++++ Data to process
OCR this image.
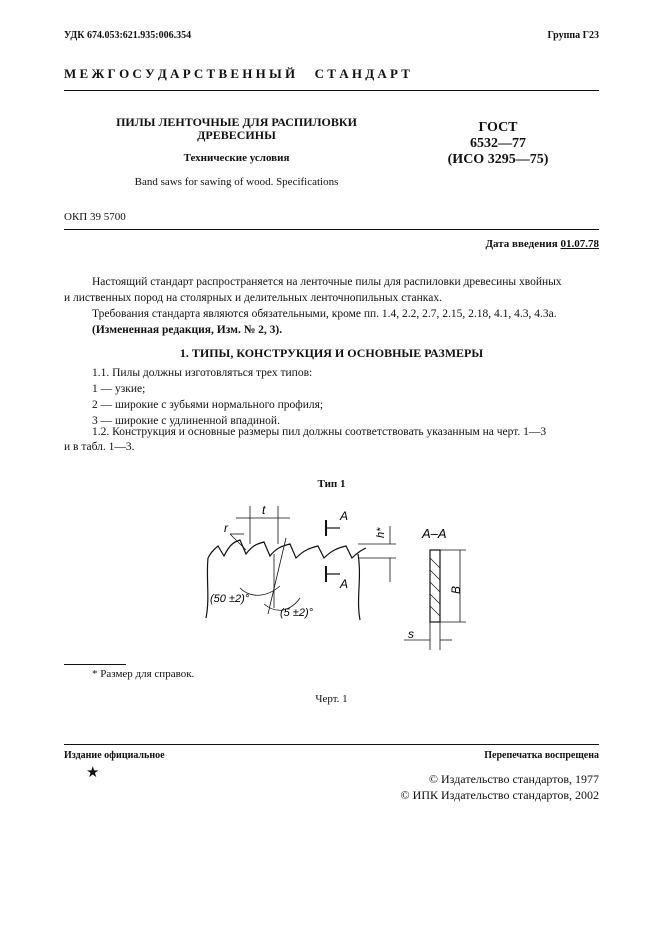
УДК 674.053:621.935:006.354	Группа Г23
М Е Ж Г О С У Д А Р С Т В Е Н Н Ы Й      С Т А Н Д А Р Т
ПИЛЫ ЛЕНТОЧНЫЕ ДЛЯ РАСПИЛОВКИ
ДРЕВЕСИНЫ
Технические условия
Band saws for sawing of wood. Specifications
ГОСТ
6532—77
(ИСО 3295—75)
ОКП 39 5700
Дата введения 01.07.78
Настоящий стандарт распространяется на ленточные пилы для распиловки древесины хвойных
и лиственных пород на столярных и делительных ленточнопильных станках.
Требования стандарта являются обязательными, кроме пп. 1.4, 2.2, 2.7, 2.15, 2.18, 4.1, 4.3, 4.3а.
(Измененная редакция, Изм. № 2, 3).
1. ТИПЫ, КОНСТРУКЦИЯ И ОСНОВНЫЕ РАЗМЕРЫ
1.1. Пилы должны изготовляться трех типов:
1 — узкие;
2 — широкие с зубьями нормального профиля;
3 — широкие с удлиненной впадиной.
1.2. Конструкция и основные размеры пил должны соответствовать указанным на черт. 1—3
и в табл. 1—3.
Тип 1
t
r
A
A
h*
(50 ±2)°
(5 ±2)°
A–A
B
s
* Размер для справок.
Черт. 1
Издание официальное	Перепечатка воспрещена
★	© Издательство стандартов, 1977
© ИПК Издательство стандартов, 2002
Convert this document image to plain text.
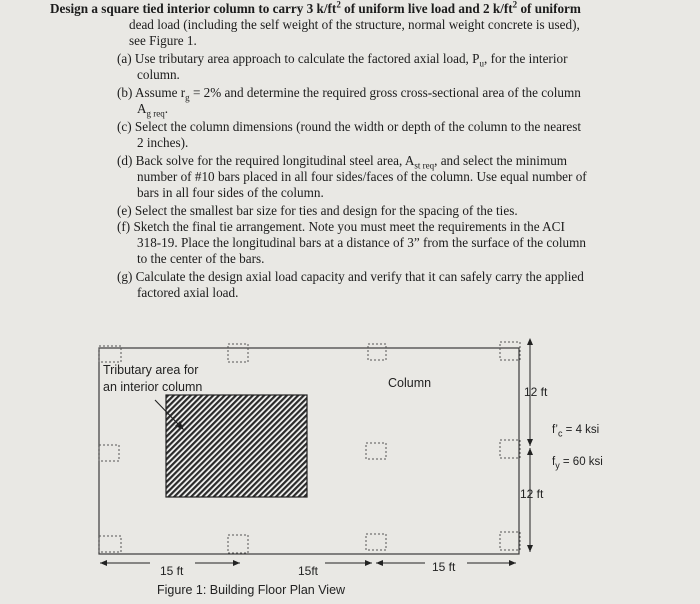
Design a square tied interior column to carry 3 $k/ft^2$ of uniform live load and 2 $k/ft^2$ of uniform
dead load (including the self weight of the structure, normal weight concrete is used),
see Figure 1.
(a) Use tributary area approach to calculate the factored axial load, $P_u$, for the interior
column.
(b) Assume $r_g = 2\%$ and determine the required gross cross-sectional area of the column
$A_{g req}$.
(c) Select the column dimensions (round the width or depth of the column to the nearest
2 inches).
(d) Back solve for the required longitudinal steel area, $A_{st req}$, and select the minimum
number of #10 bars placed in all four sides/faces of the column. Use equal number of
bars in all four sides of the column.
(e) Select the smallest bar size for ties and design for the spacing of the ties.
(f) Sketch the final tie arrangement. Note you must meet the requirements in the ACI
318-19. Place the longitudinal bars at a distance of 3” from the surface of the column
to the center of the bars.
(g) Calculate the design axial load capacity and verify that it can safely carry the applied
factored axial load.
Tributary area for
an interior column	Column
12 ft
12 ft
$f’_c = 4$ ksi
$f_y = 60$ ksi
15 ft	15ft	15 ft
Figure 1: Building Floor Plan View
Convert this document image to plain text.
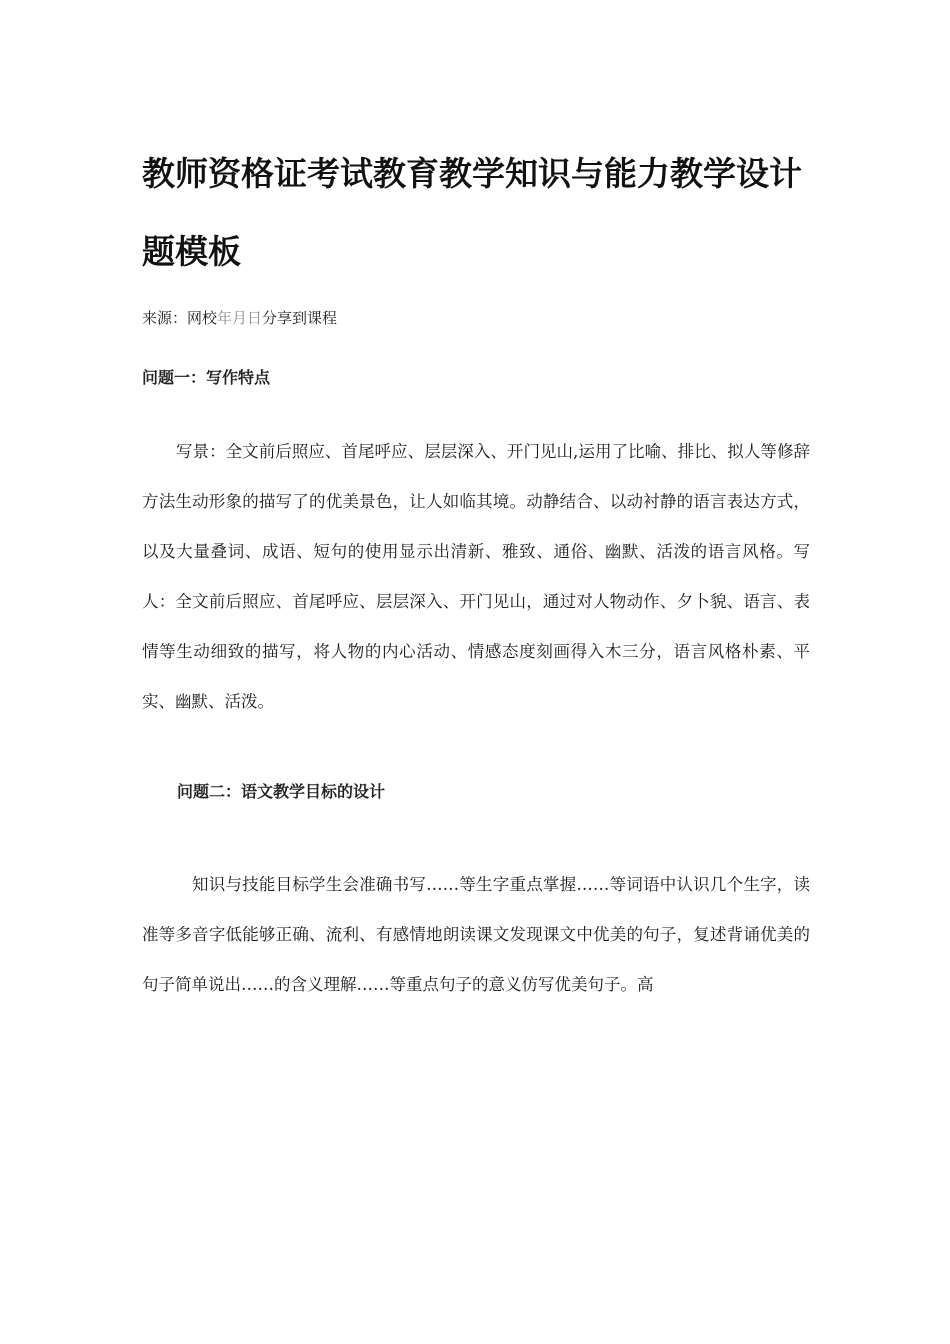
教师资格证考试教育教学知识与能力教学设计题模板
来源：网校年月日分享到课程
问题一：写作特点

写景：全文前后照应、首尾呼应、层层深入、开门见山,运用了比喻、排比、拟人等修辞方法生动形象的描写了的优美景色，让人如临其境。动静结合、以动衬静的语言表达方式，以及大量叠词、成语、短句的使用显示出清新、雅致、通俗、幽默、活泼的语言风格。写人：全文前后照应、首尾呼应、层层深入、开门见山，通过对人物动作、夕卜貌、语言、表情等生动细致的描写，将人物的内心活动、情感态度刻画得入木三分，语言风格朴素、平实、幽默、活泼。

问题二：语文教学目标的设计

知识与技能目标学生会准确书写……等生字重点掌握……等词语中认识几个生字，读准等多音字低能够正确、流利、有感情地朗读课文发现课文中优美的句子，复述背诵优美的句子简单说出……的含义理解……等重点句子的意义仿写优美句子。高
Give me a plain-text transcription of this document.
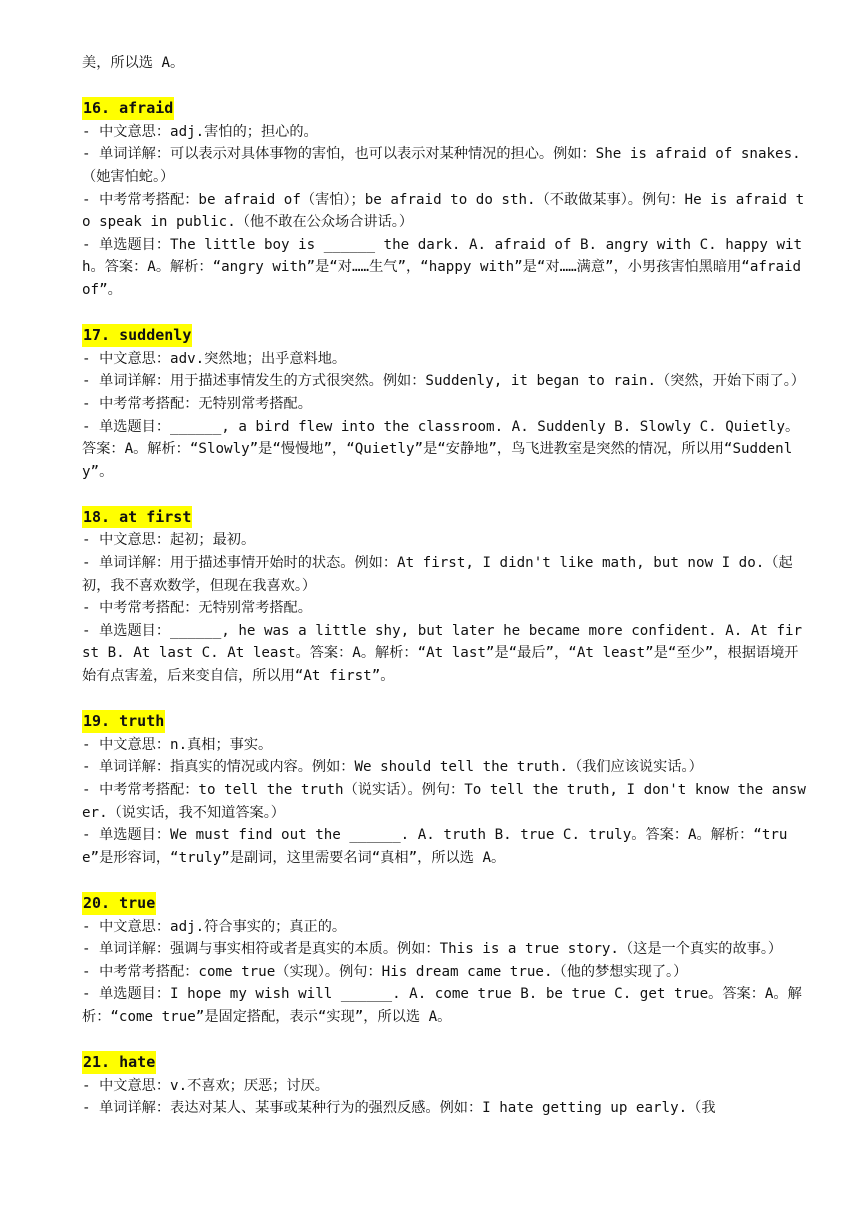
美，所以选 A。

16. afraid

- 中文意思：adj.害怕的；担心的。

- 单词详解：可以表示对具体事物的害怕，也可以表示对某种情况的担心。例如：She is afraid of snakes.（她害怕蛇。）

- 中考常考搭配：be afraid of（害怕）；be afraid to do sth.（不敢做某事）。例句：He is afraid to speak in public.（他不敢在公众场合讲话。）

- 单选题目：The little boy is ______ the dark. A. afraid of B. angry with C. happy with。答案：A。解析：“angry with”是“对……生气”，“happy with”是“对……满意”，小男孩害怕黑暗用“afraid of”。

17. suddenly

- 中文意思：adv.突然地；出乎意料地。

- 单词详解：用于描述事情发生的方式很突然。例如：Suddenly, it began to rain.（突然，开始下雨了。）

- 中考常考搭配：无特别常考搭配。

- 单选题目：______, a bird flew into the classroom. A. Suddenly B. Slowly C. Quietly。答案：A。解析：“Slowly”是“慢慢地”，“Quietly”是“安静地”，鸟飞进教室是突然的情况，所以用“Suddenly”。

18. at first

- 中文意思：起初；最初。

- 单词详解：用于描述事情开始时的状态。例如：At first, I didn't like math, but now I do.（起初，我不喜欢数学，但现在我喜欢。）

- 中考常考搭配：无特别常考搭配。

- 单选题目：______, he was a little shy, but later he became more confident. A. At first B. At last C. At least。答案：A。解析：“At last”是“最后”，“At least”是“至少”，根据语境开始有点害羞，后来变自信，所以用“At first”。

19. truth

- 中文意思：n.真相；事实。

- 单词详解：指真实的情况或内容。例如：We should tell the truth.（我们应该说实话。）

- 中考常考搭配：to tell the truth（说实话）。例句：To tell the truth, I don't know the answer.（说实话，我不知道答案。）

- 单选题目：We must find out the ______. A. truth B. true C. truly。答案：A。解析：“true”是形容词，“truly”是副词，这里需要名词“真相”，所以选 A。

20. true

- 中文意思：adj.符合事实的；真正的。

- 单词详解：强调与事实相符或者是真实的本质。例如：This is a true story.（这是一个真实的故事。）

- 中考常考搭配：come true（实现）。例句：His dream came true.（他的梦想实现了。）

- 单选题目：I hope my wish will ______. A. come true B. be true C. get true。答案：A。解析：“come true”是固定搭配，表示“实现”，所以选 A。

21. hate

- 中文意思：v.不喜欢；厌恶；讨厌。

- 单词详解：表达对某人、某事或某种行为的强烈反感。例如：I hate getting up early.（我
++++++++
▶ **Request**
Your output should consist solely of the lines from the line containing "Give me a plain-text" through the end of the data above, copied exactly, with images removed.

▶ **Expected answer**
Give me a plain-text transcription of this document.
美，所以选 A。

16. afraid

- 中文意思：adj.害怕的；担心的。

- 单词详解：可以表示对具体事物的害怕，也可以表示对某种情况的担心。例如：She is afraid of snakes.（她害怕蛇。）

- 中考常考搭配：be afraid of（害怕）；be afraid to do sth.（不敢做某事）。例句：He is afraid to speak in public.（他不敢在公众场合讲话。）

- 单选题目：The little boy is ______ the dark. A. afraid of B. angry with C. happy with。答案：A。解析：“angry with”是“对……生气”，“happy with”是“对……满意”，小男孩害怕黑暗用“afraid of”。

17. suddenly

- 中文意思：adv.突然地；出乎意料地。

- 单词详解：用于描述事情发生的方式很突然。例如：Suddenly, it began to rain.（突然，开始下雨了。）

- 中考常考搭配：无特别常考搭配。

- 单选题目：______, a bird flew into the classroom. A. Suddenly B. Slowly C. Quietly。答案：A。解析：“Slowly”是“慢慢地”，“Quietly”是“安静地”，鸟飞进教室是突然的情况，所以用“Suddenly”。

18. at first

- 中文意思：起初；最初。

- 单词详解：用于描述事情开始时的状态。例如：At first, I didn't like math, but now I do.（起初，我不喜欢数学，但现在我喜欢。）

- 中考常考搭配：无特别常考搭配。

- 单选题目：______, he was a little shy, but later he became more confident. A. At first B. At last C. At least。答案：A。解析：“At last”是“最后”，“At least”是“至少”，根据语境开始有点害羞，后来变自信，所以用“At first”。

19. truth

- 中文意思：n.真相；事实。

- 单词详解：指真实的情况或内容。例如：We should tell the truth.（我们应该说实话。）

- 中考常考搭配：to tell the truth（说实话）。例句：To tell the truth, I don't know the answer.（说实话，我不知道答案。）

- 单选题目：We must find out the ______. A. truth B. true C. truly。答案：A。解析：“true”是形容词，“truly”是副词，这里需要名词“真相”，所以选 A。

20. true

- 中文意思：adj.符合事实的；真正的。

- 单词详解：强调与事实相符或者是真实的本质。例如：This is a true story.（这是一个真实的故事。）

- 中考常考搭配：come true（实现）。例句：His dream came true.（他的梦想实现了。）

- 单选题目：I hope my wish will ______. A. come true B. be true C. get true。答案：A。解析：“come true”是固定搭配，表示“实现”，所以选 A。

21. hate

- 中文意思：v.不喜欢；厌恶；讨厌。

- 单词详解：表达对某人、某事或某种行为的强烈反感。例如：I hate getting up early.（我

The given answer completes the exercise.